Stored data
-------
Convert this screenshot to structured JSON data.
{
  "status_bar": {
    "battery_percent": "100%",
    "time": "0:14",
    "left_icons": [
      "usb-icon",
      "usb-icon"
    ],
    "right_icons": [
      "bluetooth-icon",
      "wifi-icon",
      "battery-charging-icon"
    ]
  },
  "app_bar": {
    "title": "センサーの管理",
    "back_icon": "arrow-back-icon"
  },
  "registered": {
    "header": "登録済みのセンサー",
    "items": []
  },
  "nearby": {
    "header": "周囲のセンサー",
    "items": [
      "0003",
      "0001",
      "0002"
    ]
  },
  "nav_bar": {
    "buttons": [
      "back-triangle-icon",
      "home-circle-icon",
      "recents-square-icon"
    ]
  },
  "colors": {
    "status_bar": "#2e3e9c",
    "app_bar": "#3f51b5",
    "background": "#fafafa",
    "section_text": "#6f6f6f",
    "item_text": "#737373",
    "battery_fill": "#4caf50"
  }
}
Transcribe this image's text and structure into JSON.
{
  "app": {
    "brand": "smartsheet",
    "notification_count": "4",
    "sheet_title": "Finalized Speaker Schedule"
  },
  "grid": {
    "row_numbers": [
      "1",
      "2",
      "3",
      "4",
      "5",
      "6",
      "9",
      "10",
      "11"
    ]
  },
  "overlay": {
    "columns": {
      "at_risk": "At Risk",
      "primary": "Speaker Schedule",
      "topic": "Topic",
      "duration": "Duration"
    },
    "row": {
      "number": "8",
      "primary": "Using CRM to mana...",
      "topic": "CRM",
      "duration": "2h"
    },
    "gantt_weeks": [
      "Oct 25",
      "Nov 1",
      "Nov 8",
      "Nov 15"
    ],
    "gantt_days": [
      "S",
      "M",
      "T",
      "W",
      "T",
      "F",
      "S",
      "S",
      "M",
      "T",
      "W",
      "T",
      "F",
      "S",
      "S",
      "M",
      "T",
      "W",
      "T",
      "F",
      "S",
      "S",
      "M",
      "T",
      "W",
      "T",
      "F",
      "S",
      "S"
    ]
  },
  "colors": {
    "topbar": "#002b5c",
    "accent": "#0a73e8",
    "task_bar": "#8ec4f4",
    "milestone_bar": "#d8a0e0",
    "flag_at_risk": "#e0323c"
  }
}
-------
Repeat all the entries exactly as given.

**Worked answer**:
Convert this screenshot to structured JSON data.
{
  "status_bar": {
    "battery_percent": "100%",
    "time": "0:14",
    "left_icons": [
      "usb-icon",
      "usb-icon"
    ],
    "right_icons": [
      "bluetooth-icon",
      "wifi-icon",
      "battery-charging-icon"
    ]
  },
  "app_bar": {
    "title": "センサーの管理",
    "back_icon": "arrow-back-icon"
  },
  "registered": {
    "header": "登録済みのセンサー",
    "items": []
  },
  "nearby": {
    "header": "周囲のセンサー",
    "items": [
      "0003",
      "0001",
      "0002"
    ]
  },
  "nav_bar": {
    "buttons": [
      "back-triangle-icon",
      "home-circle-icon",
      "recents-square-icon"
    ]
  },
  "colors": {
    "status_bar": "#2e3e9c",
    "app_bar": "#3f51b5",
    "background": "#fafafa",
    "section_text": "#6f6f6f",
    "item_text": "#737373",
    "battery_fill": "#4caf50"
  }
}
Transcribe this image's text and structure into JSON.
{
  "app": {
    "brand": "smartsheet",
    "notification_count": "4",
    "sheet_title": "Finalized Speaker Schedule"
  },
  "grid": {
    "row_numbers": [
      "1",
      "2",
      "3",
      "4",
      "5",
      "6",
      "9",
      "10",
      "11"
    ]
  },
  "overlay": {
    "columns": {
      "at_risk": "At Risk",
      "primary": "Speaker Schedule",
      "topic": "Topic",
      "duration": "Duration"
    },
    "row": {
      "number": "8",
      "primary": "Using CRM to mana...",
      "topic": "CRM",
      "duration": "2h"
    },
    "gantt_weeks": [
      "Oct 25",
      "Nov 1",
      "Nov 8",
      "Nov 15"
    ],
    "gantt_days": [
      "S",
      "M",
      "T",
      "W",
      "T",
      "F",
      "S",
      "S",
      "M",
      "T",
      "W",
      "T",
      "F",
      "S",
      "S",
      "M",
      "T",
      "W",
      "T",
      "F",
      "S",
      "S",
      "M",
      "T",
      "W",
      "T",
      "F",
      "S",
      "S"
    ]
  },
  "colors": {
    "topbar": "#002b5c",
    "accent": "#0a73e8",
    "task_bar": "#8ec4f4",
    "milestone_bar": "#d8a0e0",
    "flag_at_risk": "#e0323c"
  }
}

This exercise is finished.